======== Rows ========

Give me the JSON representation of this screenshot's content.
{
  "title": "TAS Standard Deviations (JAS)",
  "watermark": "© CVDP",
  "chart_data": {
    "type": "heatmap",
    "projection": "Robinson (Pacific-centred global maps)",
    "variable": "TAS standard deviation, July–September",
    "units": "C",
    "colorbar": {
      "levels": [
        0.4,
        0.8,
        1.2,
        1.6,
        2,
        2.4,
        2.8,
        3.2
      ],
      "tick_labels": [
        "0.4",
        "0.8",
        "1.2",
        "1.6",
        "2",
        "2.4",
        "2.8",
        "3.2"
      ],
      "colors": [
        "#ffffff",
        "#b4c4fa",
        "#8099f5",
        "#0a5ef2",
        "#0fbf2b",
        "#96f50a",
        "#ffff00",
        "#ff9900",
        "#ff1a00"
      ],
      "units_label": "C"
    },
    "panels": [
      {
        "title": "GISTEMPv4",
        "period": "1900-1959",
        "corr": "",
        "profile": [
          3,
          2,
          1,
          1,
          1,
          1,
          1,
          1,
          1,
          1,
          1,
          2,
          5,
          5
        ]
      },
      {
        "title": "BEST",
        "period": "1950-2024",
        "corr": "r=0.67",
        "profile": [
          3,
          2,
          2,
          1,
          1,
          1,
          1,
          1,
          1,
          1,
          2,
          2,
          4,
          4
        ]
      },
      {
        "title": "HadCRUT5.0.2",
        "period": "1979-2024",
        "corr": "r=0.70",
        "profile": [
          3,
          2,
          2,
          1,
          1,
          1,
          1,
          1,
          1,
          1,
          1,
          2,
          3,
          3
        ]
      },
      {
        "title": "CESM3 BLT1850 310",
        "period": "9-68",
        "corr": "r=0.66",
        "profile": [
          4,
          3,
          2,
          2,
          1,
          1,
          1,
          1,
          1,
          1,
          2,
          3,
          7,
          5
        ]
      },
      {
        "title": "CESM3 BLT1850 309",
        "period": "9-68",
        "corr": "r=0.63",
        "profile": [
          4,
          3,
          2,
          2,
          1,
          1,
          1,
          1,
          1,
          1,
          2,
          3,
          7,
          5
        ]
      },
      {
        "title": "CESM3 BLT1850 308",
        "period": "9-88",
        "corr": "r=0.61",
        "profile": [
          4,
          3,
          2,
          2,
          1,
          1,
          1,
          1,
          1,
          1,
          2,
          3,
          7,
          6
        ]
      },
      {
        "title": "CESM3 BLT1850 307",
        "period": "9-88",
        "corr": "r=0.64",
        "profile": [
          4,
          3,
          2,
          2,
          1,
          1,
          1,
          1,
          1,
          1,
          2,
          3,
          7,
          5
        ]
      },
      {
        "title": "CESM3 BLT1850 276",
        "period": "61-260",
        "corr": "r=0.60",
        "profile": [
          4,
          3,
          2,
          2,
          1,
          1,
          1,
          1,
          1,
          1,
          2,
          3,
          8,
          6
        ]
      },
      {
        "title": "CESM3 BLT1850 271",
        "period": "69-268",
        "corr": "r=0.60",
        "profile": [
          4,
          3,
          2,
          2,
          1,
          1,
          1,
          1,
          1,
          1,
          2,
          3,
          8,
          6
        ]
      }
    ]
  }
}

========
======== Rows ========

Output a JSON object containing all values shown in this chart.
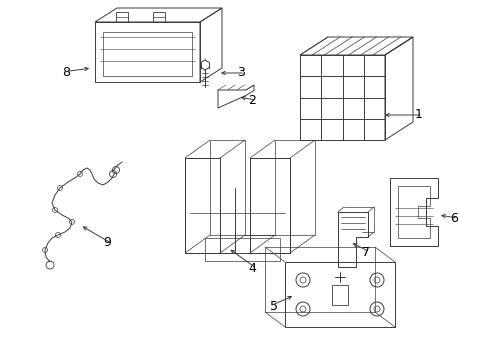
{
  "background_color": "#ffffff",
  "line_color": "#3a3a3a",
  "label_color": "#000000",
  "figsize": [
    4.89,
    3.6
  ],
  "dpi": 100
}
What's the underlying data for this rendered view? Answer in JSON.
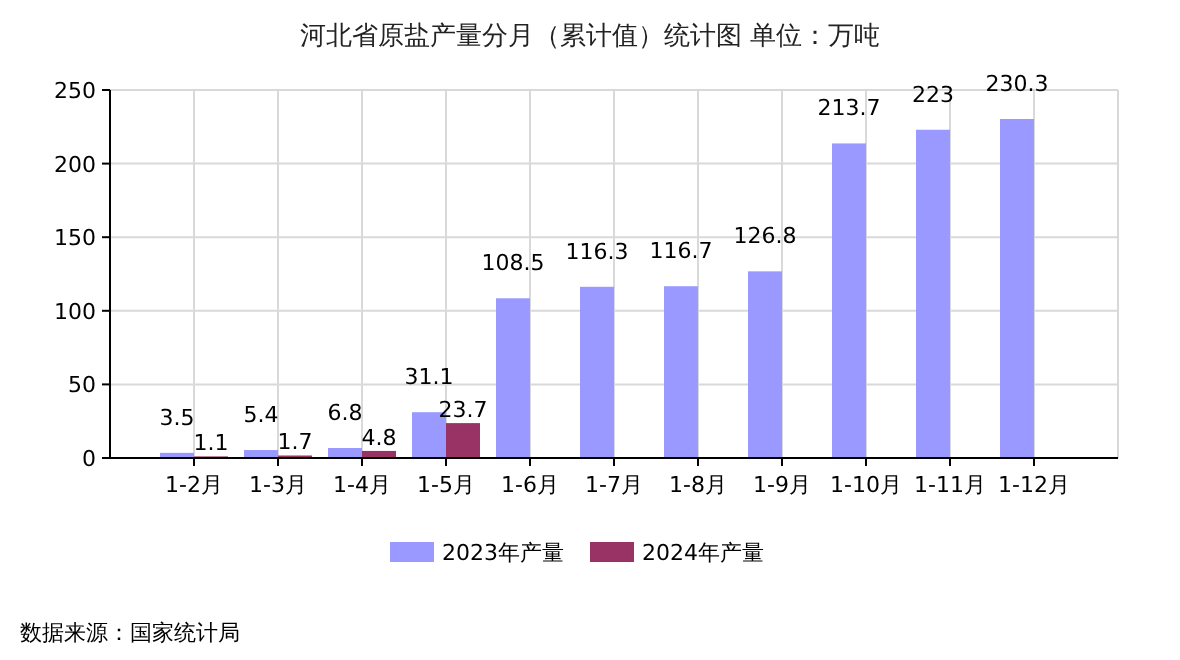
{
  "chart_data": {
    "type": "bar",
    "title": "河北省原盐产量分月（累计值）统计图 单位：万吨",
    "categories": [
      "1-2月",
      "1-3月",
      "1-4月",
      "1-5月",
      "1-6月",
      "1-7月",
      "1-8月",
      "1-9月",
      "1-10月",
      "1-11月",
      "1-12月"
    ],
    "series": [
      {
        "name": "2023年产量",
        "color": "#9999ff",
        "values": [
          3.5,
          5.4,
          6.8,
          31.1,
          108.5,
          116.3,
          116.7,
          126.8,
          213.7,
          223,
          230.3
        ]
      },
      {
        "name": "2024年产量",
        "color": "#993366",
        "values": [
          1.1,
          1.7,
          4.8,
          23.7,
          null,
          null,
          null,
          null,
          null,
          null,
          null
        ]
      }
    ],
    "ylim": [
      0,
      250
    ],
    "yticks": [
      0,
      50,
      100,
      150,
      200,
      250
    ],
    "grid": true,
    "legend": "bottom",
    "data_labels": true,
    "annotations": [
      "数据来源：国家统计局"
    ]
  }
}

========

**Stated goal:** Each line that holds the string "period" counts once; give the total and nothing else.

**Final answer:** 9